"""

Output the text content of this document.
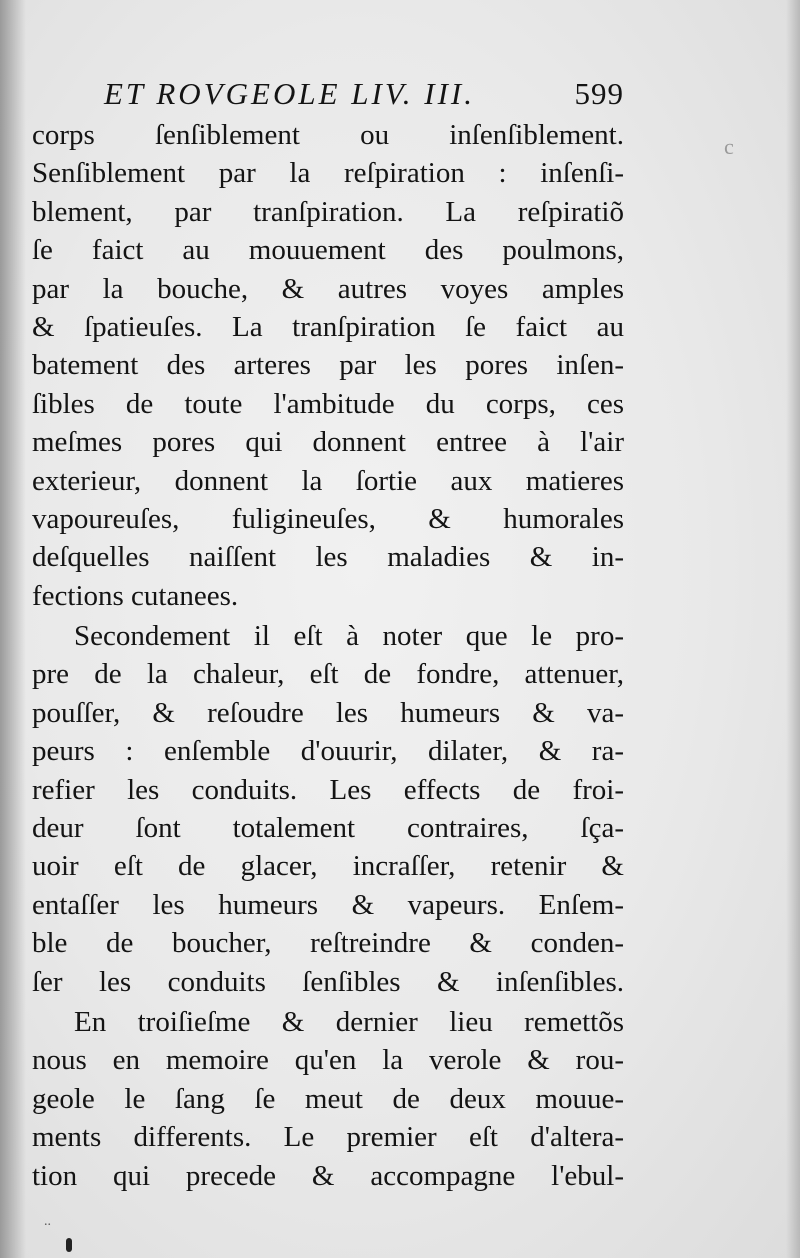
ET ROVGEOLE LIV. III.	599
corps ſenſiblement ou inſenſiblement.
Senſiblement par la reſpiration : inſenſi-
blement, par tranſpiration. La reſpiratiõ
ſe faict au mouuement des poulmons,
par la bouche, & autres voyes amples
& ſpatieuſes. La tranſpiration ſe faict au
batement des arteres par les pores inſen-
ſibles de toute l'ambitude du corps, ces
meſmes pores qui donnent entree à l'air
exterieur, donnent la ſortie aux matieres
vapoureuſes, fuligineuſes, & humorales
deſquelles naiſſent les maladies & in-
fections cutanees.
Secondement il eſt à noter que le pro-
pre de la chaleur, eſt de fondre, attenuer,
pouſſer, & reſoudre les humeurs & va-
peurs : enſemble d'ouurir, dilater, & ra-
refier les conduits. Les effects de froi-
deur ſont totalement contraires, ſça-
uoir eſt de glacer, incraſſer, retenir &
entaſſer les humeurs & vapeurs. Enſem-
ble de boucher, reſtreindre & conden-
ſer les conduits ſenſibles & inſenſibles.
En troiſieſme & dernier lieu remettõs
nous en memoire qu'en la verole & rou-
geole le ſang ſe meut de deux mouue-
ments differents. Le premier eſt d'altera-
tion qui precede & accompagne l'ebul-
c
..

"""

• [Task details] Transcribe every entry word for word, but omit the pictures.

• [Solved problem]
Output the text content of this document.
ET ROVGEOLE LIV. III.	599
corps ſenſiblement ou inſenſiblement.
Senſiblement par la reſpiration : inſenſi-
blement, par tranſpiration. La reſpiratiõ
ſe faict au mouuement des poulmons,
par la bouche, & autres voyes amples
& ſpatieuſes. La tranſpiration ſe faict au
batement des arteres par les pores inſen-
ſibles de toute l'ambitude du corps, ces
meſmes pores qui donnent entree à l'air
exterieur, donnent la ſortie aux matieres
vapoureuſes, fuligineuſes, & humorales
deſquelles naiſſent les maladies & in-
fections cutanees.
Secondement il eſt à noter que le pro-
pre de la chaleur, eſt de fondre, attenuer,
pouſſer, & reſoudre les humeurs & va-
peurs : enſemble d'ouurir, dilater, & ra-
refier les conduits. Les effects de froi-
deur ſont totalement contraires, ſça-
uoir eſt de glacer, incraſſer, retenir &
entaſſer les humeurs & vapeurs. Enſem-
ble de boucher, reſtreindre & conden-
ſer les conduits ſenſibles & inſenſibles.
En troiſieſme & dernier lieu remettõs
nous en memoire qu'en la verole & rou-
geole le ſang ſe meut de deux mouue-
ments differents. Le premier eſt d'altera-
tion qui precede & accompagne l'ebul-
c
..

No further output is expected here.